[Data records]

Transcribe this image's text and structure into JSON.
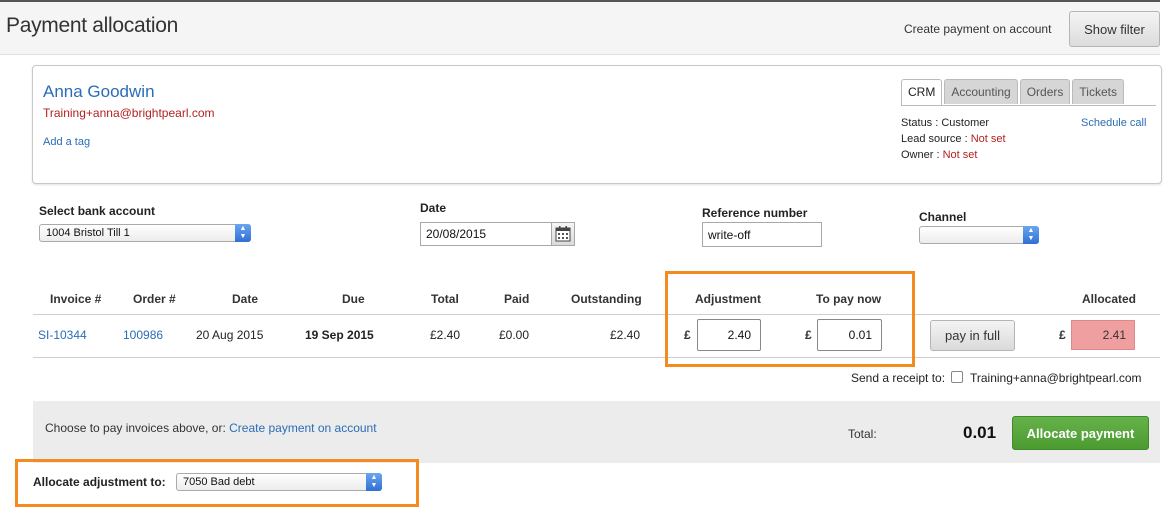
{
  "header": {
    "title": "Payment allocation",
    "create_link": "Create payment on account",
    "show_filter": "Show filter"
  },
  "contact": {
    "name": "Anna Goodwin",
    "email": "Training+anna@brightpearl.com",
    "add_tag": "Add a tag",
    "tabs": [
      "CRM",
      "Accounting",
      "Orders",
      "Tickets"
    ],
    "active_tab": "CRM",
    "status_label": "Status :",
    "status_value": "Customer",
    "lead_label": "Lead source :",
    "lead_value": "Not set",
    "owner_label": "Owner :",
    "owner_value": "Not set",
    "schedule_call": "Schedule call"
  },
  "form": {
    "bank_label": "Select bank account",
    "bank_value": "1004 Bristol Till 1",
    "date_label": "Date",
    "date_value": "20/08/2015",
    "ref_label": "Reference number",
    "ref_value": "write-off",
    "channel_label": "Channel",
    "channel_value": ""
  },
  "table": {
    "headers": {
      "invoice": "Invoice #",
      "order": "Order #",
      "date": "Date",
      "due": "Due",
      "total": "Total",
      "paid": "Paid",
      "outstanding": "Outstanding",
      "adjustment": "Adjustment",
      "to_pay_now": "To pay now",
      "allocated": "Allocated"
    },
    "row": {
      "invoice": "SI-10344",
      "order": "100986",
      "date": "20 Aug 2015",
      "due": "19 Sep 2015",
      "total": "£2.40",
      "paid": "£0.00",
      "outstanding": "£2.40",
      "currency": "£",
      "adjustment": "2.40",
      "to_pay_now": "0.01",
      "pay_in_full": "pay in full",
      "allocated": "2.41"
    }
  },
  "receipt": {
    "label": "Send a receipt to:",
    "checked": false,
    "email": "Training+anna@brightpearl.com"
  },
  "footer": {
    "text": "Choose to pay invoices above, or:",
    "create_link": "Create payment on account",
    "total_label": "Total:",
    "total_value": "0.01",
    "allocate_button": "Allocate payment"
  },
  "adjustment_allocation": {
    "label": "Allocate adjustment to:",
    "value": "7050 Bad debt"
  },
  "colors": {
    "highlight": "#f58a1f",
    "link": "#2a6db5",
    "error_red": "#b22222",
    "allocated_bg": "#ef9f9f",
    "primary_button": "#4f9e34"
  }
}
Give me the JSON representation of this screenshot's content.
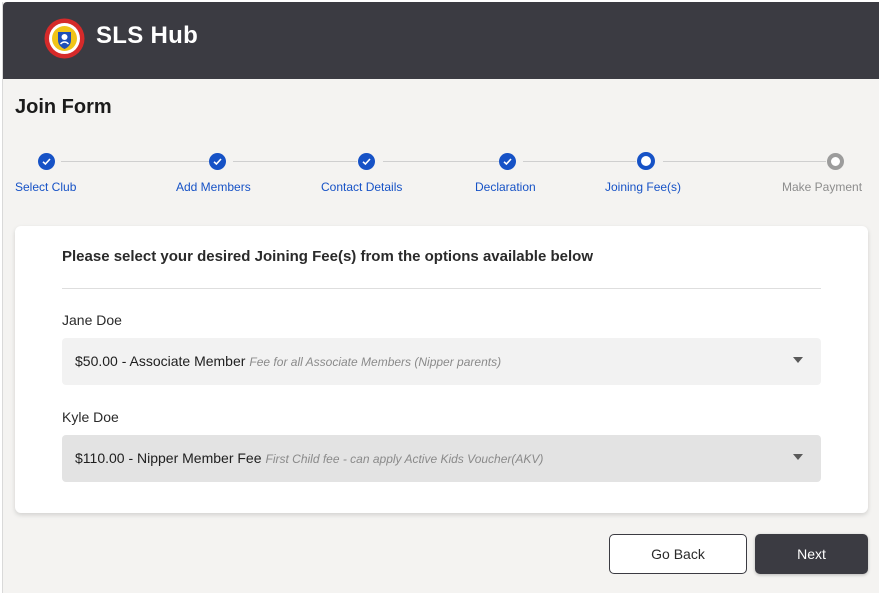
{
  "app": {
    "title": "SLS Hub",
    "logo_icon": "surf-life-saving-logo"
  },
  "page": {
    "title": "Join Form"
  },
  "stepper": {
    "steps": [
      {
        "label": "Select Club",
        "state": "done"
      },
      {
        "label": "Add Members",
        "state": "done"
      },
      {
        "label": "Contact Details",
        "state": "done"
      },
      {
        "label": "Declaration",
        "state": "done"
      },
      {
        "label": "Joining Fee(s)",
        "state": "current"
      },
      {
        "label": "Make Payment",
        "state": "pending"
      }
    ]
  },
  "card": {
    "instruction": "Please select your desired Joining Fee(s) from the options available below",
    "members": [
      {
        "name": "Jane Doe",
        "selected_fee": "$50.00 - Associate Member",
        "fee_description": "Fee for all Associate Members (Nipper parents)"
      },
      {
        "name": "Kyle Doe",
        "selected_fee": "$110.00 - Nipper Member Fee",
        "fee_description": "First Child fee - can apply Active Kids Voucher(AKV)"
      }
    ]
  },
  "actions": {
    "back_label": "Go Back",
    "next_label": "Next"
  },
  "colors": {
    "header": "#3b3b42",
    "accent": "#1652c6",
    "pending": "#9c9c9c"
  }
}
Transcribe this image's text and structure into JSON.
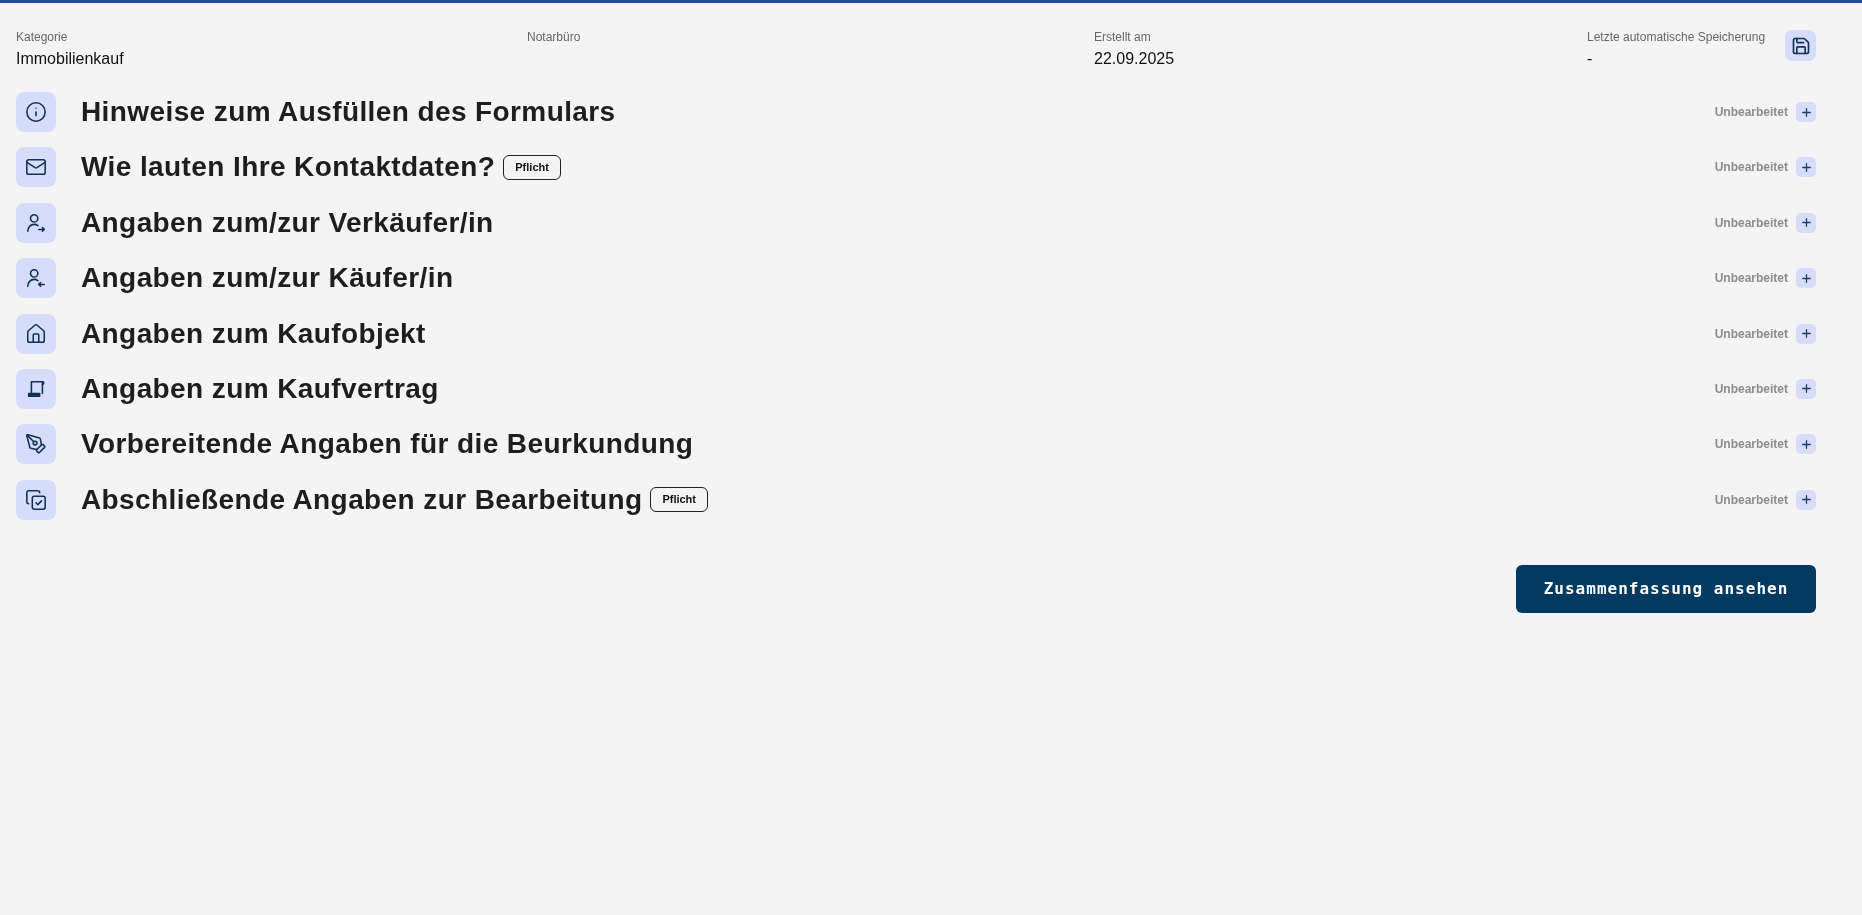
{
  "header": {
    "fields": [
      {
        "label": "Kategorie",
        "value": "Immobilienkauf"
      },
      {
        "label": "Notarbüro"
      },
      {
        "label": "Erstellt am",
        "value": "22.09.2025"
      },
      {
        "label": "Letzte automatische Speicherung",
        "value": "-"
      }
    ]
  },
  "sections": [
    {
      "title": "Hinweise zum Ausfüllen des Formulars",
      "status": "Unbearbeitet",
      "expanded": false
    },
    {
      "title": "Wie lauten Ihre Kontaktdaten?",
      "badge": "Pflicht",
      "status": "Unbearbeitet",
      "expanded": false
    },
    {
      "title": "Angaben zum/zur Verkäufer/in",
      "status": "Unbearbeitet",
      "expanded": false
    },
    {
      "title": "Angaben zum/zur Käufer/in",
      "status": "Unbearbeitet",
      "expanded": false
    },
    {
      "title": "Angaben zum Kaufobjekt",
      "status": "Unbearbeitet",
      "expanded": false
    },
    {
      "title": "Angaben zum Kaufvertrag",
      "status": "Unbearbeitet",
      "expanded": false
    },
    {
      "title": "Vorbereitende Angaben für die Beurkundung",
      "status": "Unbearbeitet",
      "expanded": false
    },
    {
      "title": "Abschließende Angaben zur Bearbeitung",
      "badge": "Pflicht",
      "status": "Unbearbeitet",
      "expanded": false
    }
  ],
  "summary_button": "Zusammenfassung ansehen"
}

[Task statement]: Return the listing above word for word, with the pictures removed.

[Output for this exercise]:
Transcribe this image's text and structure into JSON.
{
  "header": {
    "title": "Payment allocation",
    "create_link": "Create payment on account",
    "show_filter": "Show filter"
  },
  "contact": {
    "name": "Anna Goodwin",
    "email": "Training+anna@brightpearl.com",
    "add_tag": "Add a tag",
    "tabs": [
      "CRM",
      "Accounting",
      "Orders",
      "Tickets"
    ],
    "active_tab": "CRM",
    "status_label": "Status :",
    "status_value": "Customer",
    "lead_label": "Lead source :",
    "lead_value": "Not set",
    "owner_label": "Owner :",
    "owner_value": "Not set",
    "schedule_call": "Schedule call"
  },
  "form": {
    "bank_label": "Select bank account",
    "bank_value": "1004 Bristol Till 1",
    "date_label": "Date",
    "date_value": "20/08/2015",
    "ref_label": "Reference number",
    "ref_value": "write-off",
    "channel_label": "Channel",
    "channel_value": ""
  },
  "table": {
    "headers": {
      "invoice": "Invoice #",
      "order": "Order #",
      "date": "Date",
      "due": "Due",
      "total": "Total",
      "paid": "Paid",
      "outstanding": "Outstanding",
      "adjustment": "Adjustment",
      "to_pay_now": "To pay now",
      "allocated": "Allocated"
    },
    "row": {
      "invoice": "SI-10344",
      "order": "100986",
      "date": "20 Aug 2015",
      "due": "19 Sep 2015",
      "total": "£2.40",
      "paid": "£0.00",
      "outstanding": "£2.40",
      "currency": "£",
      "adjustment": "2.40",
      "to_pay_now": "0.01",
      "pay_in_full": "pay in full",
      "allocated": "2.41"
    }
  },
  "receipt": {
    "label": "Send a receipt to:",
    "checked": false,
    "email": "Training+anna@brightpearl.com"
  },
  "footer": {
    "text": "Choose to pay invoices above, or:",
    "create_link": "Create payment on account",
    "total_label": "Total:",
    "total_value": "0.01",
    "allocate_button": "Allocate payment"
  },
  "adjustment_allocation": {
    "label": "Allocate adjustment to:",
    "value": "7050 Bad debt"
  },
  "colors": {
    "highlight": "#f58a1f",
    "link": "#2a6db5",
    "error_red": "#b22222",
    "allocated_bg": "#ef9f9f",
    "primary_button": "#4f9e34"
  }
}
Give me the JSON representation of this screenshot's content.
{
  "app": {
    "title": "SLS Hub",
    "logo_icon": "surf-life-saving-logo"
  },
  "page": {
    "title": "Join Form"
  },
  "stepper": {
    "steps": [
      {
        "label": "Select Club",
        "state": "done"
      },
      {
        "label": "Add Members",
        "state": "done"
      },
      {
        "label": "Contact Details",
        "state": "done"
      },
      {
        "label": "Declaration",
        "state": "done"
      },
      {
        "label": "Joining Fee(s)",
        "state": "current"
      },
      {
        "label": "Make Payment",
        "state": "pending"
      }
    ]
  },
  "card": {
    "instruction": "Please select your desired Joining Fee(s) from the options available below",
    "members": [
      {
        "name": "Jane Doe",
        "selected_fee": "$50.00 - Associate Member",
        "fee_description": "Fee for all Associate Members (Nipper parents)"
      },
      {
        "name": "Kyle Doe",
        "selected_fee": "$110.00 - Nipper Member Fee",
        "fee_description": "First Child fee - can apply Active Kids Voucher(AKV)"
      }
    ]
  },
  "actions": {
    "back_label": "Go Back",
    "next_label": "Next"
  },
  "colors": {
    "header": "#3b3b42",
    "accent": "#1652c6",
    "pending": "#9c9c9c"
  }
}
Transcribe this image's text and structure into JSON.
{
  "header": {
    "fields": [
      {
        "label": "Kategorie",
        "value": "Immobilienkauf"
      },
      {
        "label": "Notarbüro"
      },
      {
        "label": "Erstellt am",
        "value": "22.09.2025"
      },
      {
        "label": "Letzte automatische Speicherung",
        "value": "-"
      }
    ]
  },
  "sections": [
    {
      "title": "Hinweise zum Ausfüllen des Formulars",
      "status": "Unbearbeitet",
      "expanded": false
    },
    {
      "title": "Wie lauten Ihre Kontaktdaten?",
      "badge": "Pflicht",
      "status": "Unbearbeitet",
      "expanded": false
    },
    {
      "title": "Angaben zum/zur Verkäufer/in",
      "status": "Unbearbeitet",
      "expanded": false
    },
    {
      "title": "Angaben zum/zur Käufer/in",
      "status": "Unbearbeitet",
      "expanded": false
    },
    {
      "title": "Angaben zum Kaufobjekt",
      "status": "Unbearbeitet",
      "expanded": false
    },
    {
      "title": "Angaben zum Kaufvertrag",
      "status": "Unbearbeitet",
      "expanded": false
    },
    {
      "title": "Vorbereitende Angaben für die Beurkundung",
      "status": "Unbearbeitet",
      "expanded": false
    },
    {
      "title": "Abschließende Angaben zur Bearbeitung",
      "badge": "Pflicht",
      "status": "Unbearbeitet",
      "expanded": false
    }
  ],
  "summary_button": "Zusammenfassung ansehen"
}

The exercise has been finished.